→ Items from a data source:
--- START ---
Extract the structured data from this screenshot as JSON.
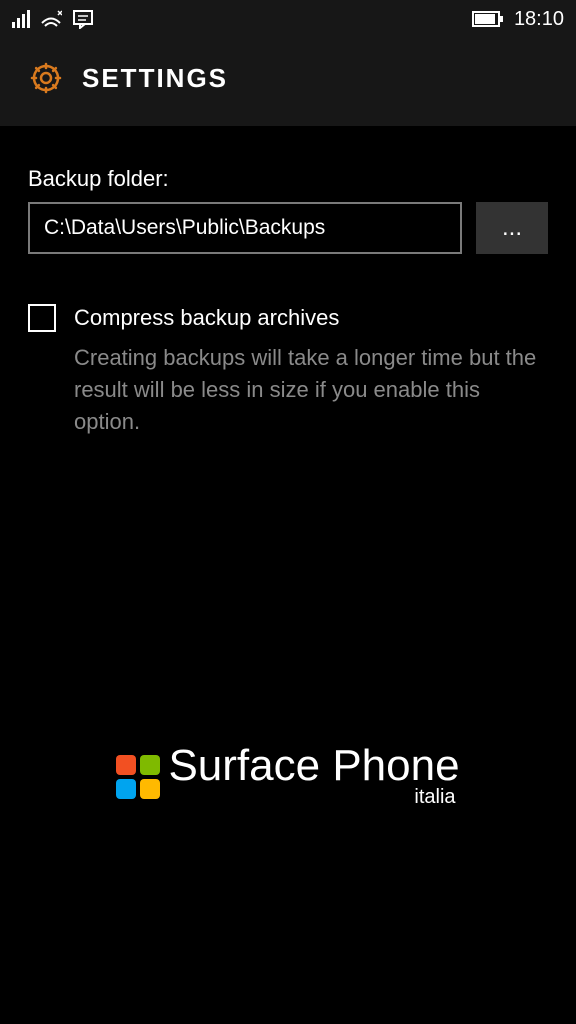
{
  "status": {
    "time": "18:10"
  },
  "header": {
    "title": "SETTINGS"
  },
  "backup": {
    "label": "Backup folder:",
    "path": "C:\\Data\\Users\\Public\\Backups",
    "browse": "..."
  },
  "compress": {
    "label": "Compress backup archives",
    "description": "Creating backups will take a longer time but the result will be less in size if you enable this option."
  },
  "watermark": {
    "main": "Surface Phone",
    "sub": "italia"
  }
}
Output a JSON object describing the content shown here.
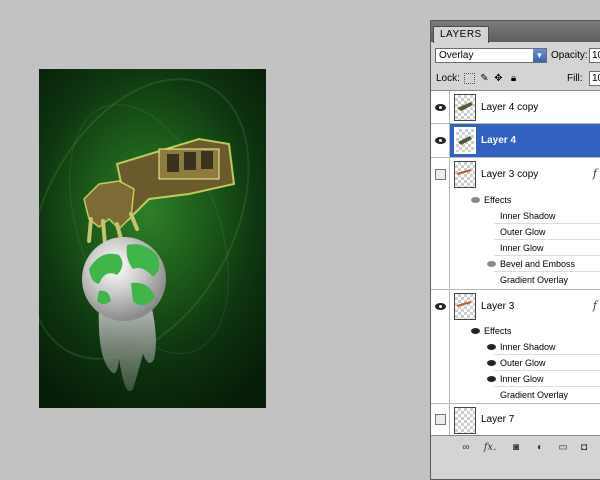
{
  "canvas": {
    "description_colors": {
      "bg_center": "#2f7f2a",
      "bg_edge": "#061d08"
    }
  },
  "panel": {
    "tab_title": "LAYERS",
    "blend_mode": "Overlay",
    "opacity_label": "Opacity:",
    "opacity_value": "10",
    "lock_label": "Lock:",
    "fill_label": "Fill:",
    "fill_value": "10"
  },
  "layers": [
    {
      "name": "Layer 4 copy",
      "visible": true,
      "selected": false
    },
    {
      "name": "Layer 4",
      "visible": true,
      "selected": true
    },
    {
      "name": "Layer 3 copy",
      "visible": false,
      "selected": false,
      "fx": "f",
      "effects_label": "Effects",
      "effects": [
        {
          "name": "Inner Shadow",
          "visible": false
        },
        {
          "name": "Outer Glow",
          "visible": false
        },
        {
          "name": "Inner Glow",
          "visible": false
        },
        {
          "name": "Bevel and Emboss",
          "visible": true
        },
        {
          "name": "Gradient Overlay",
          "visible": false
        }
      ]
    },
    {
      "name": "Layer 3",
      "visible": true,
      "selected": false,
      "fx": "f",
      "effects_label": "Effects",
      "effects": [
        {
          "name": "Inner Shadow",
          "visible": true
        },
        {
          "name": "Outer Glow",
          "visible": true
        },
        {
          "name": "Inner Glow",
          "visible": true
        },
        {
          "name": "Gradient Overlay",
          "visible": false
        }
      ]
    },
    {
      "name": "Layer 7",
      "visible": false,
      "selected": false
    }
  ],
  "footer_icons": [
    "link-icon",
    "fx-icon",
    "mask-icon",
    "adjustment-icon",
    "folder-icon",
    "new-layer-icon"
  ],
  "footer_fx": "fx."
}
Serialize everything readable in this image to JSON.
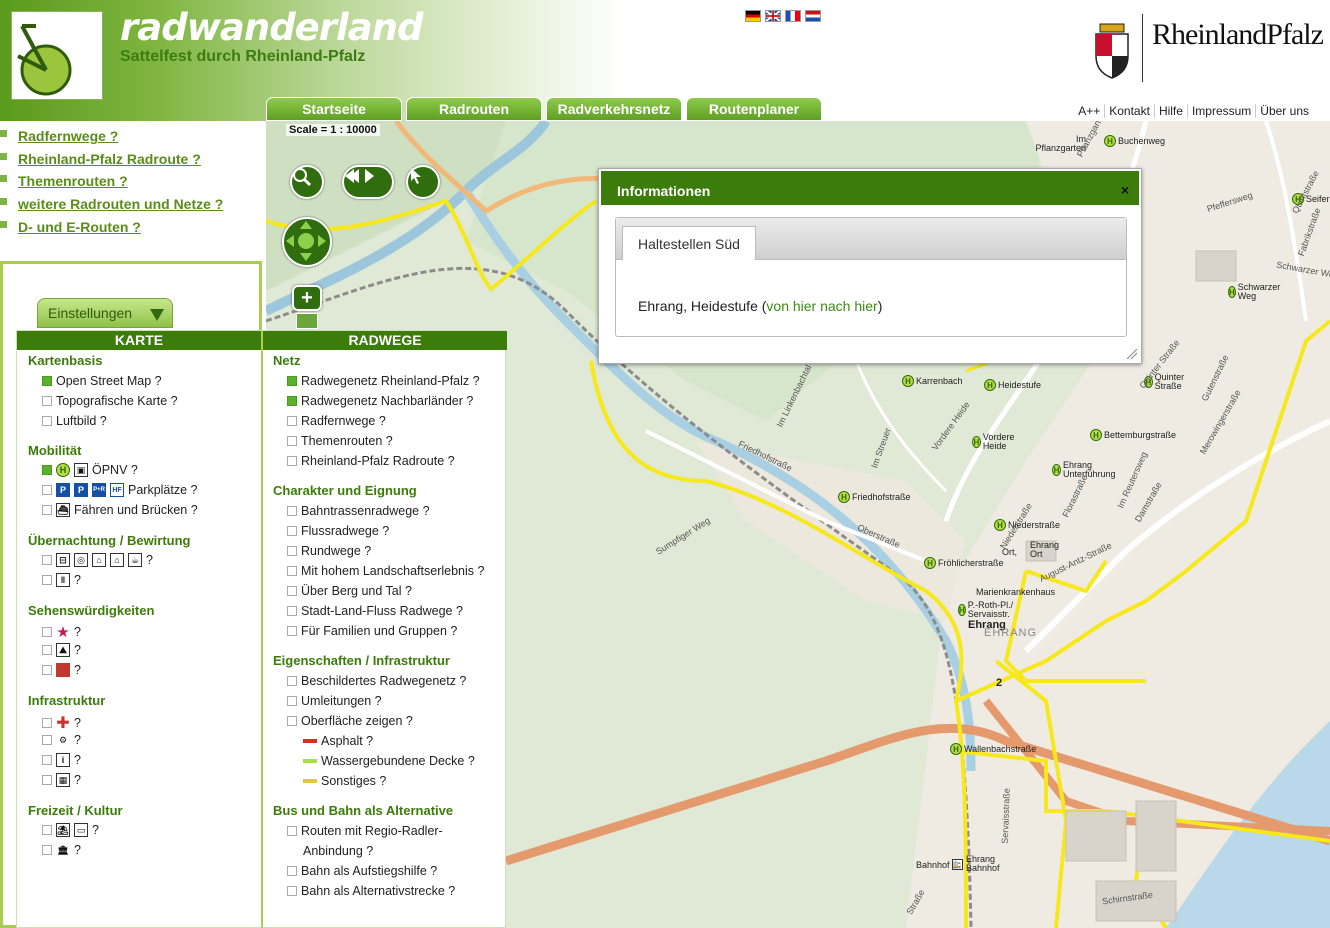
--- END ---
→ Short problem: Set down all the data again exactly as above, pictures excluded.

→ Solution to the problem:
Extract the structured data from this screenshot as JSON.
{
  "status": {
    "time": "18:10"
  },
  "header": {
    "title": "SETTINGS"
  },
  "backup": {
    "label": "Backup folder:",
    "path": "C:\\Data\\Users\\Public\\Backups",
    "browse": "..."
  },
  "compress": {
    "label": "Compress backup archives",
    "description": "Creating backups will take a longer time but the result will be less in size if you enable this option."
  },
  "watermark": {
    "main": "Surface Phone",
    "sub": "italia"
  }
}
Output a JSON object describing the content shown here.
{
  "canvas": {
    "description_colors": {
      "bg_center": "#2f7f2a",
      "bg_edge": "#061d08"
    }
  },
  "panel": {
    "tab_title": "LAYERS",
    "blend_mode": "Overlay",
    "opacity_label": "Opacity:",
    "opacity_value": "10",
    "lock_label": "Lock:",
    "fill_label": "Fill:",
    "fill_value": "10"
  },
  "layers": [
    {
      "name": "Layer 4 copy",
      "visible": true,
      "selected": false
    },
    {
      "name": "Layer 4",
      "visible": true,
      "selected": true
    },
    {
      "name": "Layer 3 copy",
      "visible": false,
      "selected": false,
      "fx": "f",
      "effects_label": "Effects",
      "effects": [
        {
          "name": "Inner Shadow",
          "visible": false
        },
        {
          "name": "Outer Glow",
          "visible": false
        },
        {
          "name": "Inner Glow",
          "visible": false
        },
        {
          "name": "Bevel and Emboss",
          "visible": true
        },
        {
          "name": "Gradient Overlay",
          "visible": false
        }
      ]
    },
    {
      "name": "Layer 3",
      "visible": true,
      "selected": false,
      "fx": "f",
      "effects_label": "Effects",
      "effects": [
        {
          "name": "Inner Shadow",
          "visible": true
        },
        {
          "name": "Outer Glow",
          "visible": true
        },
        {
          "name": "Inner Glow",
          "visible": true
        },
        {
          "name": "Gradient Overlay",
          "visible": false
        }
      ]
    },
    {
      "name": "Layer 7",
      "visible": false,
      "selected": false
    }
  ],
  "footer_icons": [
    "link-icon",
    "fx-icon",
    "mask-icon",
    "adjustment-icon",
    "folder-icon",
    "new-layer-icon"
  ],
  "footer_fx": "fx."
}
Serialize everything readable in this image to JSON.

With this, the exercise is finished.